- **TASK REQUIREMENTS**
Copy out the entries below precisely; nothing is to be omitted.

Collection entries

########

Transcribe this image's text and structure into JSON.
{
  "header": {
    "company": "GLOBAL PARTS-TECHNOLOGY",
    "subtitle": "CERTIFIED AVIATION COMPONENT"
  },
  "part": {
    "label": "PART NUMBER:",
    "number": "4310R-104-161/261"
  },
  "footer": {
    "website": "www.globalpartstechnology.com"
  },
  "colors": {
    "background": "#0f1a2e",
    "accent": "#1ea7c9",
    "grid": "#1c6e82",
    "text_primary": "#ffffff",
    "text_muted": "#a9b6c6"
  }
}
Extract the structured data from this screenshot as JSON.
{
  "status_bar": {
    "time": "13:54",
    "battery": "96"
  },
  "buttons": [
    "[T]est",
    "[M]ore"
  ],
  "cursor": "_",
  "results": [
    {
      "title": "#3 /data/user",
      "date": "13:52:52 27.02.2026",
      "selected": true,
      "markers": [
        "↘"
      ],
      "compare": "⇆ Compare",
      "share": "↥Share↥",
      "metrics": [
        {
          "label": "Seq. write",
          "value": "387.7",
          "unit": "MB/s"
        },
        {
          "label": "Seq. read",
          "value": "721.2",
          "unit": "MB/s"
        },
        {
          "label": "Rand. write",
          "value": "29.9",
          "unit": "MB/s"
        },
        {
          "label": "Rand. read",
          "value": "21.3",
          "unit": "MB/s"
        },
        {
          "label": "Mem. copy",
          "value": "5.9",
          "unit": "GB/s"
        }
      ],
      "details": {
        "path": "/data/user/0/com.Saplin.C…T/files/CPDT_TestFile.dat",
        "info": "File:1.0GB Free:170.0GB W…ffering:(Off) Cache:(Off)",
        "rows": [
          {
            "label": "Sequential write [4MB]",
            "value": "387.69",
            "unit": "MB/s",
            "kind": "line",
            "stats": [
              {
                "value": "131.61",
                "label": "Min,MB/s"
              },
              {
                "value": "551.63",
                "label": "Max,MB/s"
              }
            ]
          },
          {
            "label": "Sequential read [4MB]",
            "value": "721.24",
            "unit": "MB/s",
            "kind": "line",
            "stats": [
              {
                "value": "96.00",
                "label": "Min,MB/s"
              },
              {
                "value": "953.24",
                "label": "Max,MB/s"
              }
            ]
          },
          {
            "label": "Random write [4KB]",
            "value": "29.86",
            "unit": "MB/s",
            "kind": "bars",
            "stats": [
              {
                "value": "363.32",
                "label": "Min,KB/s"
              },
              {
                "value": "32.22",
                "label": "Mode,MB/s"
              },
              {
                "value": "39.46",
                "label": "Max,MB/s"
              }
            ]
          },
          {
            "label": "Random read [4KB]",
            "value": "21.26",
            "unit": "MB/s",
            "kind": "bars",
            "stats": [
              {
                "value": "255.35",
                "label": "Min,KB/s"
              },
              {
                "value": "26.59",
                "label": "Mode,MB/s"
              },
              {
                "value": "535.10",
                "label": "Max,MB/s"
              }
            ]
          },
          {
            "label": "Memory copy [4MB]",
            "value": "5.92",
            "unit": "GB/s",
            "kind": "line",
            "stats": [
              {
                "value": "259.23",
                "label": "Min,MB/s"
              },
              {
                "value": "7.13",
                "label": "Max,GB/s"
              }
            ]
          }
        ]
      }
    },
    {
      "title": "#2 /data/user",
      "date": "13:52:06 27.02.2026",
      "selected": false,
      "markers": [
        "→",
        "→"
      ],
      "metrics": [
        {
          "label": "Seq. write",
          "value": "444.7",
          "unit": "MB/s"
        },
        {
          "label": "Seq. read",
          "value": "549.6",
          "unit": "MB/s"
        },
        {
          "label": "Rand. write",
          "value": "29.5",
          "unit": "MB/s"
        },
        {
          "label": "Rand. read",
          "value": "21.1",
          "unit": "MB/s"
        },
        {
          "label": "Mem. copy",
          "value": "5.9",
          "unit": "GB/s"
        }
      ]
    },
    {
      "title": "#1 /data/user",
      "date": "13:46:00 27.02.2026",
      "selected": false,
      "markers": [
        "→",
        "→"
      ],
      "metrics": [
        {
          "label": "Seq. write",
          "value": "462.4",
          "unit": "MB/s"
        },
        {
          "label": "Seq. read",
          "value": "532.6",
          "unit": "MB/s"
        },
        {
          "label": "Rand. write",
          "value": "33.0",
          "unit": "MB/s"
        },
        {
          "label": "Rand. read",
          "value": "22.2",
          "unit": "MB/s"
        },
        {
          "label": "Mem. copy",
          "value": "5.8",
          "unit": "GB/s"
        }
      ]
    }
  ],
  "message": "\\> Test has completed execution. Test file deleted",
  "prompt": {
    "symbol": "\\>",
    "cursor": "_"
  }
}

########

- **SOLUTION FOR THIS TASK**
Transcribe this image's text and structure into JSON.
{
  "header": {
    "company": "GLOBAL PARTS-TECHNOLOGY",
    "subtitle": "CERTIFIED AVIATION COMPONENT"
  },
  "part": {
    "label": "PART NUMBER:",
    "number": "4310R-104-161/261"
  },
  "footer": {
    "website": "www.globalpartstechnology.com"
  },
  "colors": {
    "background": "#0f1a2e",
    "accent": "#1ea7c9",
    "grid": "#1c6e82",
    "text_primary": "#ffffff",
    "text_muted": "#a9b6c6"
  }
}
Extract the structured data from this screenshot as JSON.
{
  "status_bar": {
    "time": "13:54",
    "battery": "96"
  },
  "buttons": [
    "[T]est",
    "[M]ore"
  ],
  "cursor": "_",
  "results": [
    {
      "title": "#3 /data/user",
      "date": "13:52:52 27.02.2026",
      "selected": true,
      "markers": [
        "↘"
      ],
      "compare": "⇆ Compare",
      "share": "↥Share↥",
      "metrics": [
        {
          "label": "Seq. write",
          "value": "387.7",
          "unit": "MB/s"
        },
        {
          "label": "Seq. read",
          "value": "721.2",
          "unit": "MB/s"
        },
        {
          "label": "Rand. write",
          "value": "29.9",
          "unit": "MB/s"
        },
        {
          "label": "Rand. read",
          "value": "21.3",
          "unit": "MB/s"
        },
        {
          "label": "Mem. copy",
          "value": "5.9",
          "unit": "GB/s"
        }
      ],
      "details": {
        "path": "/data/user/0/com.Saplin.C…T/files/CPDT_TestFile.dat",
        "info": "File:1.0GB Free:170.0GB W…ffering:(Off) Cache:(Off)",
        "rows": [
          {
            "label": "Sequential write [4MB]",
            "value": "387.69",
            "unit": "MB/s",
            "kind": "line",
            "stats": [
              {
                "value": "131.61",
                "label": "Min,MB/s"
              },
              {
                "value": "551.63",
                "label": "Max,MB/s"
              }
            ]
          },
          {
            "label": "Sequential read [4MB]",
            "value": "721.24",
            "unit": "MB/s",
            "kind": "line",
            "stats": [
              {
                "value": "96.00",
                "label": "Min,MB/s"
              },
              {
                "value": "953.24",
                "label": "Max,MB/s"
              }
            ]
          },
          {
            "label": "Random write [4KB]",
            "value": "29.86",
            "unit": "MB/s",
            "kind": "bars",
            "stats": [
              {
                "value": "363.32",
                "label": "Min,KB/s"
              },
              {
                "value": "32.22",
                "label": "Mode,MB/s"
              },
              {
                "value": "39.46",
                "label": "Max,MB/s"
              }
            ]
          },
          {
            "label": "Random read [4KB]",
            "value": "21.26",
            "unit": "MB/s",
            "kind": "bars",
            "stats": [
              {
                "value": "255.35",
                "label": "Min,KB/s"
              },
              {
                "value": "26.59",
                "label": "Mode,MB/s"
              },
              {
                "value": "535.10",
                "label": "Max,MB/s"
              }
            ]
          },
          {
            "label": "Memory copy [4MB]",
            "value": "5.92",
            "unit": "GB/s",
            "kind": "line",
            "stats": [
              {
                "value": "259.23",
                "label": "Min,MB/s"
              },
              {
                "value": "7.13",
                "label": "Max,GB/s"
              }
            ]
          }
        ]
      }
    },
    {
      "title": "#2 /data/user",
      "date": "13:52:06 27.02.2026",
      "selected": false,
      "markers": [
        "→",
        "→"
      ],
      "metrics": [
        {
          "label": "Seq. write",
          "value": "444.7",
          "unit": "MB/s"
        },
        {
          "label": "Seq. read",
          "value": "549.6",
          "unit": "MB/s"
        },
        {
          "label": "Rand. write",
          "value": "29.5",
          "unit": "MB/s"
        },
        {
          "label": "Rand. read",
          "value": "21.1",
          "unit": "MB/s"
        },
        {
          "label": "Mem. copy",
          "value": "5.9",
          "unit": "GB/s"
        }
      ]
    },
    {
      "title": "#1 /data/user",
      "date": "13:46:00 27.02.2026",
      "selected": false,
      "markers": [
        "→",
        "→"
      ],
      "metrics": [
        {
          "label": "Seq. write",
          "value": "462.4",
          "unit": "MB/s"
        },
        {
          "label": "Seq. read",
          "value": "532.6",
          "unit": "MB/s"
        },
        {
          "label": "Rand. write",
          "value": "33.0",
          "unit": "MB/s"
        },
        {
          "label": "Rand. read",
          "value": "22.2",
          "unit": "MB/s"
        },
        {
          "label": "Mem. copy",
          "value": "5.8",
          "unit": "GB/s"
        }
      ]
    }
  ],
  "message": "\\> Test has completed execution. Test file deleted",
  "prompt": {
    "symbol": "\\>",
    "cursor": "_"
  }
}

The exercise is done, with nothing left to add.